Raw records
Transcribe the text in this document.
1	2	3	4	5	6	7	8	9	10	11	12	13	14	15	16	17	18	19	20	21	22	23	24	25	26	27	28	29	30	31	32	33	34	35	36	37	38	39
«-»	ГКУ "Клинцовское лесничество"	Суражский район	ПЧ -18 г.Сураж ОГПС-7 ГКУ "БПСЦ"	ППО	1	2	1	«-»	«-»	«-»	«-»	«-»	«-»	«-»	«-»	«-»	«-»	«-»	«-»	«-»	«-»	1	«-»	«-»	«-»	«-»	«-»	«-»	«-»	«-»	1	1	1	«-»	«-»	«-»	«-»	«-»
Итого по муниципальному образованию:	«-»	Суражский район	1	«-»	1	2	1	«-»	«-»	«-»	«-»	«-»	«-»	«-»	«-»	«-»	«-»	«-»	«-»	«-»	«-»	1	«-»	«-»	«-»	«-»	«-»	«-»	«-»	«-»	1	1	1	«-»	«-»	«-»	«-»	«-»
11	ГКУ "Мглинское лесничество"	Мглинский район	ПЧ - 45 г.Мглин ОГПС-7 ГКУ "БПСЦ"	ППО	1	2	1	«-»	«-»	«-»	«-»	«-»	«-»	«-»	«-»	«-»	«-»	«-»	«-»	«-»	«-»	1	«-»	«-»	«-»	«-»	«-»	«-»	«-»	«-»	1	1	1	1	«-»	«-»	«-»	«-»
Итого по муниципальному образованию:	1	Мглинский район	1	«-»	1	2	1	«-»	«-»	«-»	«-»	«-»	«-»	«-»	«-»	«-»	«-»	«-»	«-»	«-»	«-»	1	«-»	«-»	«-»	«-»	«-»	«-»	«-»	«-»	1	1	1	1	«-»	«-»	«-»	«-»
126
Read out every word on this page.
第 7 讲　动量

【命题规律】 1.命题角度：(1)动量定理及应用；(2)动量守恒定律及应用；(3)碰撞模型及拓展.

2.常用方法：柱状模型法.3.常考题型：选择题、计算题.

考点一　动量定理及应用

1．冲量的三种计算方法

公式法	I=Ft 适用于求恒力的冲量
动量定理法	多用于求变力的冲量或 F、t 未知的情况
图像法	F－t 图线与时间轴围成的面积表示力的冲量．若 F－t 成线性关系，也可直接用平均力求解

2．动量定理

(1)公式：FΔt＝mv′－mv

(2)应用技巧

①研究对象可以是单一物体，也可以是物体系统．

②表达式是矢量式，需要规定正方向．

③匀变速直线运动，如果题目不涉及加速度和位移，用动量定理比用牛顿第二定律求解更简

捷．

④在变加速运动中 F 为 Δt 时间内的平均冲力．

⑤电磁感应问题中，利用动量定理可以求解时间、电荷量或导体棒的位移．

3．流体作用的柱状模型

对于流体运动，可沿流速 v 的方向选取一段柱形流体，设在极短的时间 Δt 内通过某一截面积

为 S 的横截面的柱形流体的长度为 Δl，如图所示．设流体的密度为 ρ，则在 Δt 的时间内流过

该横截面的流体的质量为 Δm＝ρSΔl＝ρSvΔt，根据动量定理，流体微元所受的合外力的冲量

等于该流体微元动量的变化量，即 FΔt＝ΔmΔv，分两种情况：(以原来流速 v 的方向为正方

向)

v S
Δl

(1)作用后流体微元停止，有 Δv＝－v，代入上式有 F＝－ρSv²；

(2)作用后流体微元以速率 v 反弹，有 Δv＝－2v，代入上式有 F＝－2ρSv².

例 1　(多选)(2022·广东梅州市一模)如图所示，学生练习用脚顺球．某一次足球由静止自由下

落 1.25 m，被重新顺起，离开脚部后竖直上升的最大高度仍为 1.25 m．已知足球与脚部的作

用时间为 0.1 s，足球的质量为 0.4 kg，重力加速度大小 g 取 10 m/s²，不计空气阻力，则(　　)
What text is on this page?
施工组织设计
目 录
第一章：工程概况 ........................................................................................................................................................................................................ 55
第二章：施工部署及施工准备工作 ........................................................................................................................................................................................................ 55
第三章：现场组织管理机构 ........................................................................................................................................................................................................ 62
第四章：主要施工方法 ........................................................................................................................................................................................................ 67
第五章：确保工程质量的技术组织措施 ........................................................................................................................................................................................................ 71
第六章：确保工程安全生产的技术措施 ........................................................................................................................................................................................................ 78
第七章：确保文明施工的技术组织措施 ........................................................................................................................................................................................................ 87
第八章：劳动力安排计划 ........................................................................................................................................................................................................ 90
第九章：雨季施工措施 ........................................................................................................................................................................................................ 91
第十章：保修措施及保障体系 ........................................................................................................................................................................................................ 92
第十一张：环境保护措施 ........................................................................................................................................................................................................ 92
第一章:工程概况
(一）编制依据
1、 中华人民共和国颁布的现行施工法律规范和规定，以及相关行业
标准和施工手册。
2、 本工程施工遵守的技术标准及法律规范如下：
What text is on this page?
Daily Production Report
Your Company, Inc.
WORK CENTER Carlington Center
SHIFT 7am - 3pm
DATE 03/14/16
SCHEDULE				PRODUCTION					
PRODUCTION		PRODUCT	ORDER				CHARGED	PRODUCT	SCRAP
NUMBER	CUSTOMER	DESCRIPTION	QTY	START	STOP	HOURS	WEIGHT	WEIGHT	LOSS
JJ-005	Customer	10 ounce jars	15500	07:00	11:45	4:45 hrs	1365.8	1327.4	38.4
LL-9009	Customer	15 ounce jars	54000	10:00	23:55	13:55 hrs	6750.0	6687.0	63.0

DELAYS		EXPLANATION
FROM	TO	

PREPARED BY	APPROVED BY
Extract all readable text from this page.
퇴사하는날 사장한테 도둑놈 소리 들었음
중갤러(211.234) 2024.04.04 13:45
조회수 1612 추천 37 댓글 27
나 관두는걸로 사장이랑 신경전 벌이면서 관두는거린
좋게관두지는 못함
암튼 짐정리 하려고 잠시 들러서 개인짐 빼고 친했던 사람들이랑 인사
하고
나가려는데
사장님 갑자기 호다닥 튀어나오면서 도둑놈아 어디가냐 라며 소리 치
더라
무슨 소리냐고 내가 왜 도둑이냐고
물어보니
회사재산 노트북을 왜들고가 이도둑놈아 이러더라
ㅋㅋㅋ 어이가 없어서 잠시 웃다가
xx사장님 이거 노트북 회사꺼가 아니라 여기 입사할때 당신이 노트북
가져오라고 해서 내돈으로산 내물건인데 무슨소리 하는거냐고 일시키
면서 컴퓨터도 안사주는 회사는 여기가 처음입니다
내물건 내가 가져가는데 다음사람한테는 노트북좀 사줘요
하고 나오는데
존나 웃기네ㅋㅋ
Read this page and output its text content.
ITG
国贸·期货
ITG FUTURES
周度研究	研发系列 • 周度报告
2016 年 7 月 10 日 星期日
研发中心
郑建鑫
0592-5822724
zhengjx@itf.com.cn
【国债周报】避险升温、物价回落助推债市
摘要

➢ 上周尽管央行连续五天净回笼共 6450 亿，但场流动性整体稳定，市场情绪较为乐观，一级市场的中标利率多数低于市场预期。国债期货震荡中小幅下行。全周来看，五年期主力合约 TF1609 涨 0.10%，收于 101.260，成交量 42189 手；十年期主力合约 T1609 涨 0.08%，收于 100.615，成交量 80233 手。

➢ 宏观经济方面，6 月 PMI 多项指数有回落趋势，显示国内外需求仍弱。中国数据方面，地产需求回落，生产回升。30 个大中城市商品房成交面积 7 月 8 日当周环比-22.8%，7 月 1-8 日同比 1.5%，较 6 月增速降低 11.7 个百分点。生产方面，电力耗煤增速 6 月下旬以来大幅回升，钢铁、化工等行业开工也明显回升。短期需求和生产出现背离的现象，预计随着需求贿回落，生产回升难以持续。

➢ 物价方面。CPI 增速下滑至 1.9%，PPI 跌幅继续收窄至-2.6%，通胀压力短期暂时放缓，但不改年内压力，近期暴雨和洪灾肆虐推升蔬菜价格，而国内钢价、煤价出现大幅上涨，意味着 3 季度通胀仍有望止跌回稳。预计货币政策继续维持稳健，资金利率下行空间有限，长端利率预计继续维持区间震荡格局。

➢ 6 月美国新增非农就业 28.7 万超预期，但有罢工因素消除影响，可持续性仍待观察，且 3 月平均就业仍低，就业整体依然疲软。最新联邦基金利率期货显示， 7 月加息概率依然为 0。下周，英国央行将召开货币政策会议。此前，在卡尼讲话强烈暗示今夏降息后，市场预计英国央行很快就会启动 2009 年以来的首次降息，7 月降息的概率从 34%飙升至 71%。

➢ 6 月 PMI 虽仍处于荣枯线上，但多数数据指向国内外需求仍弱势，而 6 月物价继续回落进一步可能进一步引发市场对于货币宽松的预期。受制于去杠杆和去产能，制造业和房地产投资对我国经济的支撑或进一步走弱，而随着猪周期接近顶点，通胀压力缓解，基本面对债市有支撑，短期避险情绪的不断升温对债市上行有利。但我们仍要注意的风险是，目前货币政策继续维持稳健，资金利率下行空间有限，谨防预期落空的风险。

- _Aim_: Report how many lines of the entries hold the string "jars". Provide the number alone.

- _Expected answer_: 2